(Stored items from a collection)
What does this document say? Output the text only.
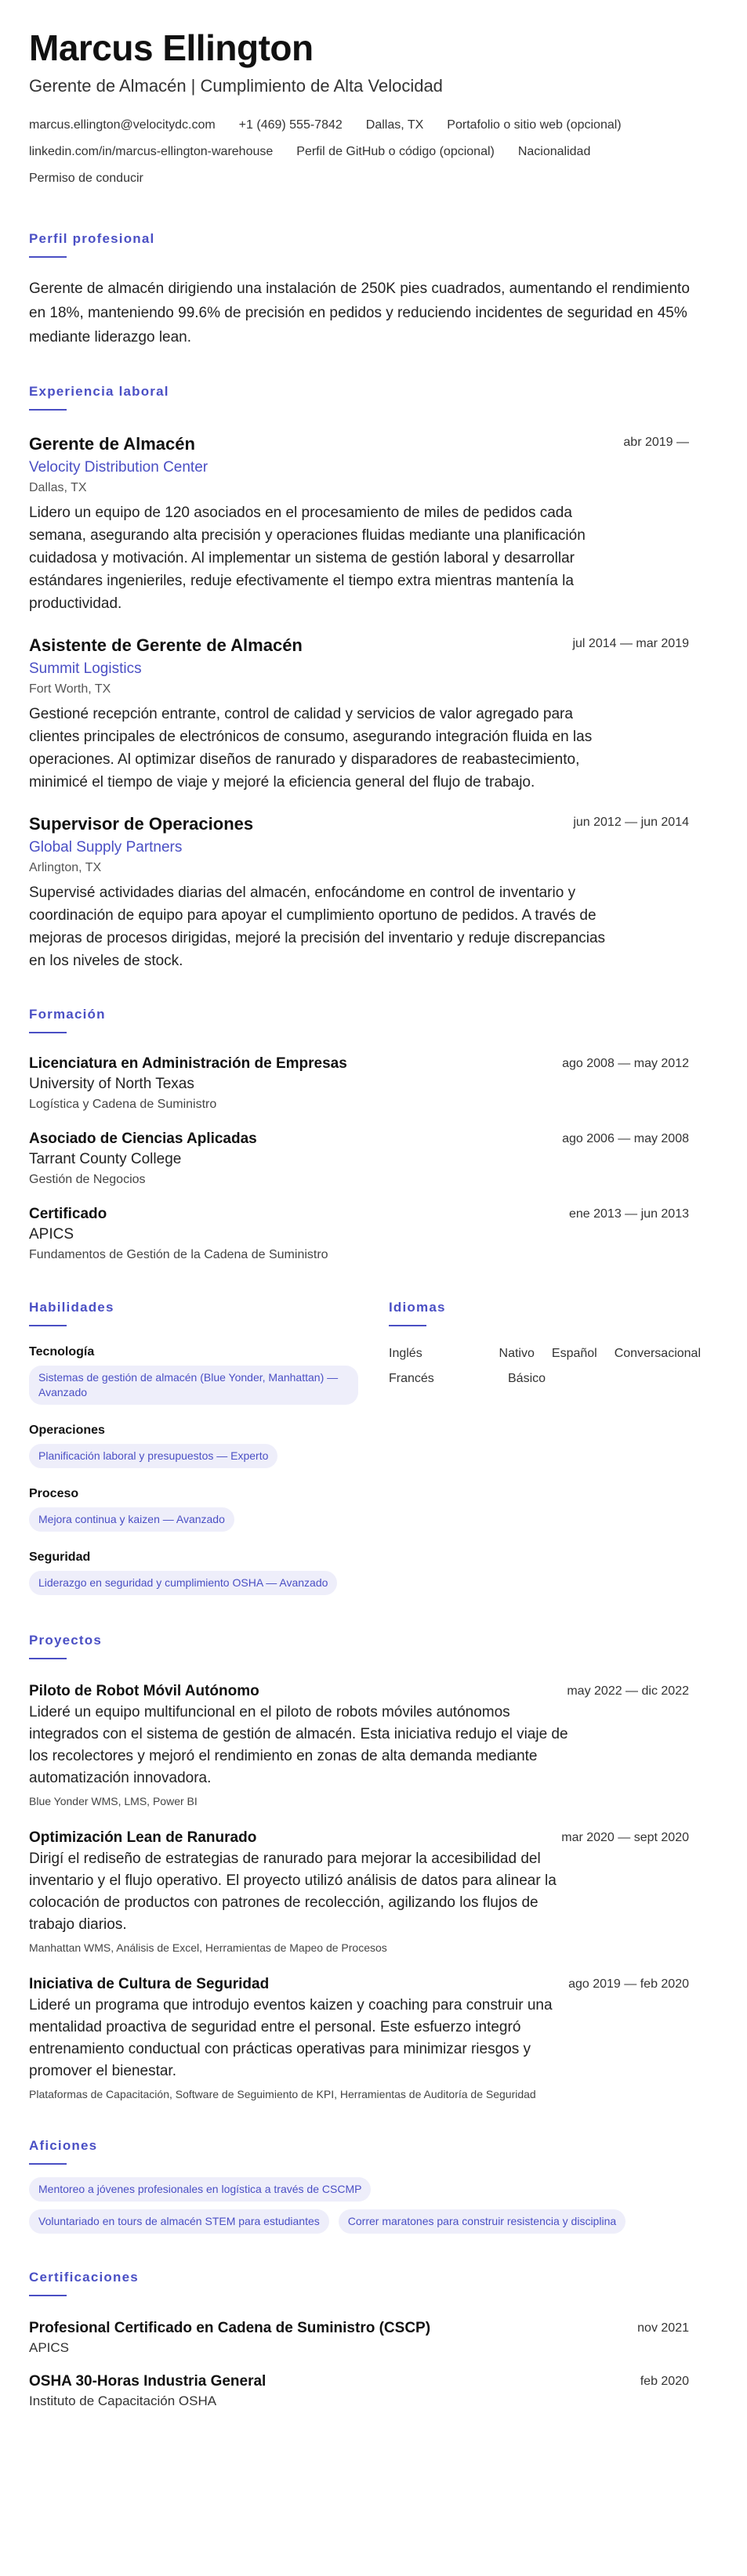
Marcus Ellington
Gerente de Almacén | Cumplimiento de Alta Velocidad
marcus.ellington@velocitydc.com +1 (469) 555-7842 Dallas, TX Portafolio o sitio web (opcional)
linkedin.com/in/marcus-ellington-warehouse Perfil de GitHub o código (opcional) Nacionalidad
Permiso de conducir
Perfil profesional
Gerente de almacén dirigiendo una instalación de 250K pies cuadrados, aumentando el rendimiento en 18%, manteniendo 99.6% de precisión en pedidos y reduciendo incidentes de seguridad en 45% mediante liderazgo lean.
Experiencia laboral
Gerente de Almacén	abr 2019 —
Velocity Distribution Center
Dallas, TX
Lidero un equipo de 120 asociados en el procesamiento de miles de pedidos cada semana, asegurando alta precisión y operaciones fluidas mediante una planificación cuidadosa y motivación. Al implementar un sistema de gestión laboral y desarrollar estándares ingenieriles, reduje efectivamente el tiempo extra mientras mantenía la productividad.
Asistente de Gerente de Almacén	jul 2014 — mar 2019
Summit Logistics
Fort Worth, TX
Gestioné recepción entrante, control de calidad y servicios de valor agregado para clientes principales de electrónicos de consumo, asegurando integración fluida en las operaciones. Al optimizar diseños de ranurado y disparadores de reabastecimiento, minimicé el tiempo de viaje y mejoré la eficiencia general del flujo de trabajo.
Supervisor de Operaciones	jun 2012 — jun 2014
Global Supply Partners
Arlington, TX
Supervisé actividades diarias del almacén, enfocándome en control de inventario y coordinación de equipo para apoyar el cumplimiento oportuno de pedidos. A través de mejoras de procesos dirigidas, mejoré la precisión del inventario y reduje discrepancias en los niveles de stock.
Formación
Licenciatura en Administración de Empresas	ago 2008 — may 2012
University of North Texas
Logística y Cadena de Suministro
Asociado de Ciencias Aplicadas	ago 2006 — may 2008
Tarrant County College
Gestión de Negocios
Certificado	ene 2013 — jun 2013
APICS
Fundamentos de Gestión de la Cadena de Suministro
Habilidades
Tecnología
Sistemas de gestión de almacén (Blue Yonder, Manhattan) — Avanzado
Operaciones
Planificación laboral y presupuestos — Experto
Proceso
Mejora continua y kaizen — Avanzado
Seguridad
Liderazgo en seguridad y cumplimiento OSHA — Avanzado
Idiomas
Inglés	Nativo Español Conversacional
Francés	Básico
Proyectos
Piloto de Robot Móvil Autónomo	may 2022 — dic 2022
Lideré un equipo multifuncional en el piloto de robots móviles autónomos integrados con el sistema de gestión de almacén. Esta iniciativa redujo el viaje de los recolectores y mejoró el rendimiento en zonas de alta demanda mediante automatización innovadora.
Blue Yonder WMS, LMS, Power BI
Optimización Lean de Ranurado	mar 2020 — sept 2020
Dirigí el rediseño de estrategias de ranurado para mejorar la accesibilidad del inventario y el flujo operativo. El proyecto utilizó análisis de datos para alinear la colocación de productos con patrones de recolección, agilizando los flujos de trabajo diarios.
Manhattan WMS, Análisis de Excel, Herramientas de Mapeo de Procesos
Iniciativa de Cultura de Seguridad	ago 2019 — feb 2020
Lideré un programa que introdujo eventos kaizen y coaching para construir una mentalidad proactiva de seguridad entre el personal. Este esfuerzo integró entrenamiento conductual con prácticas operativas para minimizar riesgos y promover el bienestar.
Plataformas de Capacitación, Software de Seguimiento de KPI, Herramientas de Auditoría de Seguridad
Aficiones
Mentoreo a jóvenes profesionales en logística a través de CSCMP
Voluntariado en tours de almacén STEM para estudiantes	Correr maratones para construir resistencia y disciplina
Certificaciones
Profesional Certificado en Cadena de Suministro (CSCP)	nov 2021
APICS
OSHA 30-Horas Industria General	feb 2020
Instituto de Capacitación OSHA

» Exercise directions
Go through the listing above and write it all out exactly, leaving out any picture.

» Output of the task
What does this document say? Output the text only.
Marcus Ellington
Gerente de Almacén | Cumplimiento de Alta Velocidad
marcus.ellington@velocitydc.com +1 (469) 555-7842 Dallas, TX Portafolio o sitio web (opcional)
linkedin.com/in/marcus-ellington-warehouse Perfil de GitHub o código (opcional) Nacionalidad
Permiso de conducir
Perfil profesional
Gerente de almacén dirigiendo una instalación de 250K pies cuadrados, aumentando el rendimiento en 18%, manteniendo 99.6% de precisión en pedidos y reduciendo incidentes de seguridad en 45% mediante liderazgo lean.
Experiencia laboral
Gerente de Almacén	abr 2019 —
Velocity Distribution Center
Dallas, TX
Lidero un equipo de 120 asociados en el procesamiento de miles de pedidos cada semana, asegurando alta precisión y operaciones fluidas mediante una planificación cuidadosa y motivación. Al implementar un sistema de gestión laboral y desarrollar estándares ingenieriles, reduje efectivamente el tiempo extra mientras mantenía la productividad.
Asistente de Gerente de Almacén	jul 2014 — mar 2019
Summit Logistics
Fort Worth, TX
Gestioné recepción entrante, control de calidad y servicios de valor agregado para clientes principales de electrónicos de consumo, asegurando integración fluida en las operaciones. Al optimizar diseños de ranurado y disparadores de reabastecimiento, minimicé el tiempo de viaje y mejoré la eficiencia general del flujo de trabajo.
Supervisor de Operaciones	jun 2012 — jun 2014
Global Supply Partners
Arlington, TX
Supervisé actividades diarias del almacén, enfocándome en control de inventario y coordinación de equipo para apoyar el cumplimiento oportuno de pedidos. A través de mejoras de procesos dirigidas, mejoré la precisión del inventario y reduje discrepancias en los niveles de stock.
Formación
Licenciatura en Administración de Empresas	ago 2008 — may 2012
University of North Texas
Logística y Cadena de Suministro
Asociado de Ciencias Aplicadas	ago 2006 — may 2008
Tarrant County College
Gestión de Negocios
Certificado	ene 2013 — jun 2013
APICS
Fundamentos de Gestión de la Cadena de Suministro
Habilidades
Tecnología
Sistemas de gestión de almacén (Blue Yonder, Manhattan) — Avanzado
Operaciones
Planificación laboral y presupuestos — Experto
Proceso
Mejora continua y kaizen — Avanzado
Seguridad
Liderazgo en seguridad y cumplimiento OSHA — Avanzado
Idiomas
Inglés	Nativo Español Conversacional
Francés	Básico
Proyectos
Piloto de Robot Móvil Autónomo	may 2022 — dic 2022
Lideré un equipo multifuncional en el piloto de robots móviles autónomos integrados con el sistema de gestión de almacén. Esta iniciativa redujo el viaje de los recolectores y mejoró el rendimiento en zonas de alta demanda mediante automatización innovadora.
Blue Yonder WMS, LMS, Power BI
Optimización Lean de Ranurado	mar 2020 — sept 2020
Dirigí el rediseño de estrategias de ranurado para mejorar la accesibilidad del inventario y el flujo operativo. El proyecto utilizó análisis de datos para alinear la colocación de productos con patrones de recolección, agilizando los flujos de trabajo diarios.
Manhattan WMS, Análisis de Excel, Herramientas de Mapeo de Procesos
Iniciativa de Cultura de Seguridad	ago 2019 — feb 2020
Lideré un programa que introdujo eventos kaizen y coaching para construir una mentalidad proactiva de seguridad entre el personal. Este esfuerzo integró entrenamiento conductual con prácticas operativas para minimizar riesgos y promover el bienestar.
Plataformas de Capacitación, Software de Seguimiento de KPI, Herramientas de Auditoría de Seguridad
Aficiones
Mentoreo a jóvenes profesionales en logística a través de CSCMP
Voluntariado en tours de almacén STEM para estudiantes	Correr maratones para construir resistencia y disciplina
Certificaciones
Profesional Certificado en Cadena de Suministro (CSCP)	nov 2021
APICS
OSHA 30-Horas Industria General	feb 2020
Instituto de Capacitación OSHA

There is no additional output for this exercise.